- _Given request_
Repeat every record below exactly as written.

- _Records for the exercise_

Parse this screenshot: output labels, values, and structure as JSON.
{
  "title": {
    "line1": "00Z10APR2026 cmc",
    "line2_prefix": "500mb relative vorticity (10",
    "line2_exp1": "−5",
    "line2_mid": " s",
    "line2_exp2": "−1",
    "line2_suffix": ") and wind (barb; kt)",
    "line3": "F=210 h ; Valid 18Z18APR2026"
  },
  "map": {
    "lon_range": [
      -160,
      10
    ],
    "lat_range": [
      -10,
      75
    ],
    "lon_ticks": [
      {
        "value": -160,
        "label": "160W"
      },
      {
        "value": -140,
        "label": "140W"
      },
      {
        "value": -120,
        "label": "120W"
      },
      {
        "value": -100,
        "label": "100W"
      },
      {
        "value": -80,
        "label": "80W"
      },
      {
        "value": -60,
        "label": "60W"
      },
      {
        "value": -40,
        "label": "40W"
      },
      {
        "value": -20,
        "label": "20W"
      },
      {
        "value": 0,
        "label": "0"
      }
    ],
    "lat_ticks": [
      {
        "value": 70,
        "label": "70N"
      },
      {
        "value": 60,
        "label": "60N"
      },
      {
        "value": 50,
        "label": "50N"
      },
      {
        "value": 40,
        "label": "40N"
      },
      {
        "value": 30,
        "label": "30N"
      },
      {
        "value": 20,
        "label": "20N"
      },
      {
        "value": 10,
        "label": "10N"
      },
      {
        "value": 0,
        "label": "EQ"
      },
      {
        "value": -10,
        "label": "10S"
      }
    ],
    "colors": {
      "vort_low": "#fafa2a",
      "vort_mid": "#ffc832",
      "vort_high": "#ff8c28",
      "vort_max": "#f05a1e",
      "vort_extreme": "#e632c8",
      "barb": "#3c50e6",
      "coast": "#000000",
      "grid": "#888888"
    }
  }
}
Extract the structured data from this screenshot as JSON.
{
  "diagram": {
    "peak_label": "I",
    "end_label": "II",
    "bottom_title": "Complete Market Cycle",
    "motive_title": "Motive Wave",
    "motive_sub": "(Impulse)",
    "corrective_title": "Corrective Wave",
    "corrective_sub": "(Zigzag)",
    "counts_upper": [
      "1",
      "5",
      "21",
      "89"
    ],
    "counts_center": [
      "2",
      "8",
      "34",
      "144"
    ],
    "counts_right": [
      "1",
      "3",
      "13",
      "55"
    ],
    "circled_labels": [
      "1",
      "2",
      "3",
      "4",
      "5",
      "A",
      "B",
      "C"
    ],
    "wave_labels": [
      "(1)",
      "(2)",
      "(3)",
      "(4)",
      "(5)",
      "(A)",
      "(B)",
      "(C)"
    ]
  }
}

- _Finished exercise_
Parse this screenshot: output labels, values, and structure as JSON.
{
  "title": {
    "line1": "00Z10APR2026 cmc",
    "line2_prefix": "500mb relative vorticity (10",
    "line2_exp1": "−5",
    "line2_mid": " s",
    "line2_exp2": "−1",
    "line2_suffix": ") and wind (barb; kt)",
    "line3": "F=210 h ; Valid 18Z18APR2026"
  },
  "map": {
    "lon_range": [
      -160,
      10
    ],
    "lat_range": [
      -10,
      75
    ],
    "lon_ticks": [
      {
        "value": -160,
        "label": "160W"
      },
      {
        "value": -140,
        "label": "140W"
      },
      {
        "value": -120,
        "label": "120W"
      },
      {
        "value": -100,
        "label": "100W"
      },
      {
        "value": -80,
        "label": "80W"
      },
      {
        "value": -60,
        "label": "60W"
      },
      {
        "value": -40,
        "label": "40W"
      },
      {
        "value": -20,
        "label": "20W"
      },
      {
        "value": 0,
        "label": "0"
      }
    ],
    "lat_ticks": [
      {
        "value": 70,
        "label": "70N"
      },
      {
        "value": 60,
        "label": "60N"
      },
      {
        "value": 50,
        "label": "50N"
      },
      {
        "value": 40,
        "label": "40N"
      },
      {
        "value": 30,
        "label": "30N"
      },
      {
        "value": 20,
        "label": "20N"
      },
      {
        "value": 10,
        "label": "10N"
      },
      {
        "value": 0,
        "label": "EQ"
      },
      {
        "value": -10,
        "label": "10S"
      }
    ],
    "colors": {
      "vort_low": "#fafa2a",
      "vort_mid": "#ffc832",
      "vort_high": "#ff8c28",
      "vort_max": "#f05a1e",
      "vort_extreme": "#e632c8",
      "barb": "#3c50e6",
      "coast": "#000000",
      "grid": "#888888"
    }
  }
}
Extract the structured data from this screenshot as JSON.
{
  "diagram": {
    "peak_label": "I",
    "end_label": "II",
    "bottom_title": "Complete Market Cycle",
    "motive_title": "Motive Wave",
    "motive_sub": "(Impulse)",
    "corrective_title": "Corrective Wave",
    "corrective_sub": "(Zigzag)",
    "counts_upper": [
      "1",
      "5",
      "21",
      "89"
    ],
    "counts_center": [
      "2",
      "8",
      "34",
      "144"
    ],
    "counts_right": [
      "1",
      "3",
      "13",
      "55"
    ],
    "circled_labels": [
      "1",
      "2",
      "3",
      "4",
      "5",
      "A",
      "B",
      "C"
    ],
    "wave_labels": [
      "(1)",
      "(2)",
      "(3)",
      "(4)",
      "(5)",
      "(A)",
      "(B)",
      "(C)"
    ]
  }
}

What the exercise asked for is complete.